--- Data for this task ---

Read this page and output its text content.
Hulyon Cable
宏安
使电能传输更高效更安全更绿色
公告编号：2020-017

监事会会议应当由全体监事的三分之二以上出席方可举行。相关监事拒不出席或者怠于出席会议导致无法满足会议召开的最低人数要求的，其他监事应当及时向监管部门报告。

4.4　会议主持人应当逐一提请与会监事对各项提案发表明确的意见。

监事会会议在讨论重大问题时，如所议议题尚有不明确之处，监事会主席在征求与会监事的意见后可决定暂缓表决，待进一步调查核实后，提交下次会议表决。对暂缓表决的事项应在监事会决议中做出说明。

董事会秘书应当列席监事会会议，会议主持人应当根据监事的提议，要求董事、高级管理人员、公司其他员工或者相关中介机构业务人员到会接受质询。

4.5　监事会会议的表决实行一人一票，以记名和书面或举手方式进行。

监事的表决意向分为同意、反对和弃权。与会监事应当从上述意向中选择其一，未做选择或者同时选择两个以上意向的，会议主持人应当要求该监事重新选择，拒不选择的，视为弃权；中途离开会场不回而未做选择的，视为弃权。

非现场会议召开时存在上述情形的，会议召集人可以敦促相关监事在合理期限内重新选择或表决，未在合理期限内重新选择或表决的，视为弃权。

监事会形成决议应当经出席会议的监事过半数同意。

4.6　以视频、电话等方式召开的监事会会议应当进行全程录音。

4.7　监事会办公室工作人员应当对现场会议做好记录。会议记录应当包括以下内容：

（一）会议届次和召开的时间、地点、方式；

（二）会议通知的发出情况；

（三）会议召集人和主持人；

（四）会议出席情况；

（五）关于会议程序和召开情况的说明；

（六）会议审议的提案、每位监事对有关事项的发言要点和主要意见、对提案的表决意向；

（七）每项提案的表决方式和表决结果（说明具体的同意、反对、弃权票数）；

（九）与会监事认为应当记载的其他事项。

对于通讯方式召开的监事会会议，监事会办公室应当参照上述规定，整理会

---

What to produce: Restate the listing in full, word for word.

Task answer:
Read this page and output its text content.
Hulyon Cable
宏安
使电能传输更高效更安全更绿色
公告编号：2020-017

监事会会议应当由全体监事的三分之二以上出席方可举行。相关监事拒不出席或者怠于出席会议导致无法满足会议召开的最低人数要求的，其他监事应当及时向监管部门报告。

4.4　会议主持人应当逐一提请与会监事对各项提案发表明确的意见。

监事会会议在讨论重大问题时，如所议议题尚有不明确之处，监事会主席在征求与会监事的意见后可决定暂缓表决，待进一步调查核实后，提交下次会议表决。对暂缓表决的事项应在监事会决议中做出说明。

董事会秘书应当列席监事会会议，会议主持人应当根据监事的提议，要求董事、高级管理人员、公司其他员工或者相关中介机构业务人员到会接受质询。

4.5　监事会会议的表决实行一人一票，以记名和书面或举手方式进行。

监事的表决意向分为同意、反对和弃权。与会监事应当从上述意向中选择其一，未做选择或者同时选择两个以上意向的，会议主持人应当要求该监事重新选择，拒不选择的，视为弃权；中途离开会场不回而未做选择的，视为弃权。

非现场会议召开时存在上述情形的，会议召集人可以敦促相关监事在合理期限内重新选择或表决，未在合理期限内重新选择或表决的，视为弃权。

监事会形成决议应当经出席会议的监事过半数同意。

4.6　以视频、电话等方式召开的监事会会议应当进行全程录音。

4.7　监事会办公室工作人员应当对现场会议做好记录。会议记录应当包括以下内容：

（一）会议届次和召开的时间、地点、方式；

（二）会议通知的发出情况；

（三）会议召集人和主持人；

（四）会议出席情况；

（五）关于会议程序和召开情况的说明；

（六）会议审议的提案、每位监事对有关事项的发言要点和主要意见、对提案的表决意向；

（七）每项提案的表决方式和表决结果（说明具体的同意、反对、弃权票数）；

（九）与会监事认为应当记载的其他事项。

对于通讯方式召开的监事会会议，监事会办公室应当参照上述规定，整理会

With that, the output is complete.